» **What to do**
Each line below is to be written out in full, exactly as shown.

- - - - - - -

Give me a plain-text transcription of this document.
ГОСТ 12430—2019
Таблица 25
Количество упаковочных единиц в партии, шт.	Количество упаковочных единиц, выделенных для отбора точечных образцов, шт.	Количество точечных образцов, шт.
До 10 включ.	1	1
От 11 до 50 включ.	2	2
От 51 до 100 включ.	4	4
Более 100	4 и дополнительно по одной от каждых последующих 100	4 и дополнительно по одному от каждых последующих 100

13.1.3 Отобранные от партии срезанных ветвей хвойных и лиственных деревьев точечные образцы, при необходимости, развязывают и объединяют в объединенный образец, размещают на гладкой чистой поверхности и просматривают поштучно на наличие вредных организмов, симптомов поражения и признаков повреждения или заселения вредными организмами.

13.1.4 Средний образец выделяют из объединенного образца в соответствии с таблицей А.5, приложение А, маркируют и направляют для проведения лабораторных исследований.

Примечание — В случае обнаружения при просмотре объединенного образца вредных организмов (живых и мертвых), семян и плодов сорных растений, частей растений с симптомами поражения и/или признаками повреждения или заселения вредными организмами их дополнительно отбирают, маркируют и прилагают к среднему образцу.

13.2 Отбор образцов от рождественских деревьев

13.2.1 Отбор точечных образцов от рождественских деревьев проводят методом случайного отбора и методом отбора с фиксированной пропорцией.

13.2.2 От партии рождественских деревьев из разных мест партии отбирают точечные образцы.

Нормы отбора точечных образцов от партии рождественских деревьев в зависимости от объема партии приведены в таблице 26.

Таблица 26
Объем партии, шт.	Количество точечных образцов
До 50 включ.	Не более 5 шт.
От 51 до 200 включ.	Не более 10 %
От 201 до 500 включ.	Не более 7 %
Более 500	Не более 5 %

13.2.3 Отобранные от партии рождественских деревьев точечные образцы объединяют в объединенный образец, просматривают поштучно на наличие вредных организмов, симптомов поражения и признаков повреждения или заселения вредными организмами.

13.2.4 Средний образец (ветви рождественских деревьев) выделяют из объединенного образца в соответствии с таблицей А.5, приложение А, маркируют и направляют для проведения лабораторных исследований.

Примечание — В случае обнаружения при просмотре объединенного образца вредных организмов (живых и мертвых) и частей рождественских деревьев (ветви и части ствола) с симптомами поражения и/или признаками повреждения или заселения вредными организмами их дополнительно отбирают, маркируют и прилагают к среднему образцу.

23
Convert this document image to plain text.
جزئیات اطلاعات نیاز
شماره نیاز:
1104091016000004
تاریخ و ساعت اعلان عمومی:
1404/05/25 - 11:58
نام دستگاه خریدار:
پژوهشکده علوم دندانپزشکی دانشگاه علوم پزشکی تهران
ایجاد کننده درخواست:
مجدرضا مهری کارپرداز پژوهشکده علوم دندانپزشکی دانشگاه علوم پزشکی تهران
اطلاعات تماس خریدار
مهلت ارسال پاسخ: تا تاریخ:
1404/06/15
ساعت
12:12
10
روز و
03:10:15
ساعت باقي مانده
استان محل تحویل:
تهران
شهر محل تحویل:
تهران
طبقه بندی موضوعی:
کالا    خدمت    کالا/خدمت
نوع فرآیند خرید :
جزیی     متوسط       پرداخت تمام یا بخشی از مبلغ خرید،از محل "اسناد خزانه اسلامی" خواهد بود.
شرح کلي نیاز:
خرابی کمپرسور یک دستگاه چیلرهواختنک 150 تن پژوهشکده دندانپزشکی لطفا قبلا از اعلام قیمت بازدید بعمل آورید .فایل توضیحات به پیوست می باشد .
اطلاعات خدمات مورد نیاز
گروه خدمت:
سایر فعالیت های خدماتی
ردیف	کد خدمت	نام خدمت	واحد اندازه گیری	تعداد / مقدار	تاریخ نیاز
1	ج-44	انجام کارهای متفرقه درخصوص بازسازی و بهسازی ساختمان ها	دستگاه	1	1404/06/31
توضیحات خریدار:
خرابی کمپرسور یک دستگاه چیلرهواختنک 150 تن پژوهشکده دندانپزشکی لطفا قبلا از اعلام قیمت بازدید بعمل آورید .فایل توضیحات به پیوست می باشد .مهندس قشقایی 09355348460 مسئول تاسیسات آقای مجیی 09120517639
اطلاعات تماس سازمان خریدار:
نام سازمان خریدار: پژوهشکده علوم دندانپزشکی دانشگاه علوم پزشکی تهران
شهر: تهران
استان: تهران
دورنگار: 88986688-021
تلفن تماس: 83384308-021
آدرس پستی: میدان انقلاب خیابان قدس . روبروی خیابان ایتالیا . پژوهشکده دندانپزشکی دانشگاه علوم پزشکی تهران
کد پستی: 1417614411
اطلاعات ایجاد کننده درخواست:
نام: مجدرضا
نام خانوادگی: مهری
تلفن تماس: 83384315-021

- - - - - - -

» **Task solution**
Give me a plain-text transcription of this document.
ГОСТ 12430—2019
Таблица 25
Количество упаковочных единиц в партии, шт.	Количество упаковочных единиц, выделенных для отбора точечных образцов, шт.	Количество точечных образцов, шт.
До 10 включ.	1	1
От 11 до 50 включ.	2	2
От 51 до 100 включ.	4	4
Более 100	4 и дополнительно по одной от каждых последующих 100	4 и дополнительно по одному от каждых последующих 100

13.1.3 Отобранные от партии срезанных ветвей хвойных и лиственных деревьев точечные образцы, при необходимости, развязывают и объединяют в объединенный образец, размещают на гладкой чистой поверхности и просматривают поштучно на наличие вредных организмов, симптомов поражения и признаков повреждения или заселения вредными организмами.

13.1.4 Средний образец выделяют из объединенного образца в соответствии с таблицей А.5, приложение А, маркируют и направляют для проведения лабораторных исследований.

Примечание — В случае обнаружения при просмотре объединенного образца вредных организмов (живых и мертвых), семян и плодов сорных растений, частей растений с симптомами поражения и/или признаками повреждения или заселения вредными организмами их дополнительно отбирают, маркируют и прилагают к среднему образцу.

13.2 Отбор образцов от рождественских деревьев

13.2.1 Отбор точечных образцов от рождественских деревьев проводят методом случайного отбора и методом отбора с фиксированной пропорцией.

13.2.2 От партии рождественских деревьев из разных мест партии отбирают точечные образцы.

Нормы отбора точечных образцов от партии рождественских деревьев в зависимости от объема партии приведены в таблице 26.

Таблица 26
Объем партии, шт.	Количество точечных образцов
До 50 включ.	Не более 5 шт.
От 51 до 200 включ.	Не более 10 %
От 201 до 500 включ.	Не более 7 %
Более 500	Не более 5 %

13.2.3 Отобранные от партии рождественских деревьев точечные образцы объединяют в объединенный образец, просматривают поштучно на наличие вредных организмов, симптомов поражения и признаков повреждения или заселения вредными организмами.

13.2.4 Средний образец (ветви рождественских деревьев) выделяют из объединенного образца в соответствии с таблицей А.5, приложение А, маркируют и направляют для проведения лабораторных исследований.

Примечание — В случае обнаружения при просмотре объединенного образца вредных организмов (живых и мертвых) и частей рождественских деревьев (ветви и части ствола) с симптомами поражения и/или признаками повреждения или заселения вредными организмами их дополнительно отбирают, маркируют и прилагают к среднему образцу.

23
Convert this document image to plain text.
جزئیات اطلاعات نیاز
شماره نیاز:
1104091016000004
تاریخ و ساعت اعلان عمومی:
1404/05/25 - 11:58
نام دستگاه خریدار:
پژوهشکده علوم دندانپزشکی دانشگاه علوم پزشکی تهران
ایجاد کننده درخواست:
مجدرضا مهری کارپرداز پژوهشکده علوم دندانپزشکی دانشگاه علوم پزشکی تهران
اطلاعات تماس خریدار
مهلت ارسال پاسخ: تا تاریخ:
1404/06/15
ساعت
12:12
10
روز و
03:10:15
ساعت باقي مانده
استان محل تحویل:
تهران
شهر محل تحویل:
تهران
طبقه بندی موضوعی:
کالا    خدمت    کالا/خدمت
نوع فرآیند خرید :
جزیی     متوسط       پرداخت تمام یا بخشی از مبلغ خرید،از محل "اسناد خزانه اسلامی" خواهد بود.
شرح کلي نیاز:
خرابی کمپرسور یک دستگاه چیلرهواختنک 150 تن پژوهشکده دندانپزشکی لطفا قبلا از اعلام قیمت بازدید بعمل آورید .فایل توضیحات به پیوست می باشد .
اطلاعات خدمات مورد نیاز
گروه خدمت:
سایر فعالیت های خدماتی
ردیف	کد خدمت	نام خدمت	واحد اندازه گیری	تعداد / مقدار	تاریخ نیاز
1	ج-44	انجام کارهای متفرقه درخصوص بازسازی و بهسازی ساختمان ها	دستگاه	1	1404/06/31
توضیحات خریدار:
خرابی کمپرسور یک دستگاه چیلرهواختنک 150 تن پژوهشکده دندانپزشکی لطفا قبلا از اعلام قیمت بازدید بعمل آورید .فایل توضیحات به پیوست می باشد .مهندس قشقایی 09355348460 مسئول تاسیسات آقای مجیی 09120517639
اطلاعات تماس سازمان خریدار:
نام سازمان خریدار: پژوهشکده علوم دندانپزشکی دانشگاه علوم پزشکی تهران
شهر: تهران
استان: تهران
دورنگار: 88986688-021
تلفن تماس: 83384308-021
آدرس پستی: میدان انقلاب خیابان قدس . روبروی خیابان ایتالیا . پژوهشکده دندانپزشکی دانشگاه علوم پزشکی تهران
کد پستی: 1417614411
اطلاعات ایجاد کننده درخواست:
نام: مجدرضا
نام خانوادگی: مهری
تلفن تماس: 83384315-021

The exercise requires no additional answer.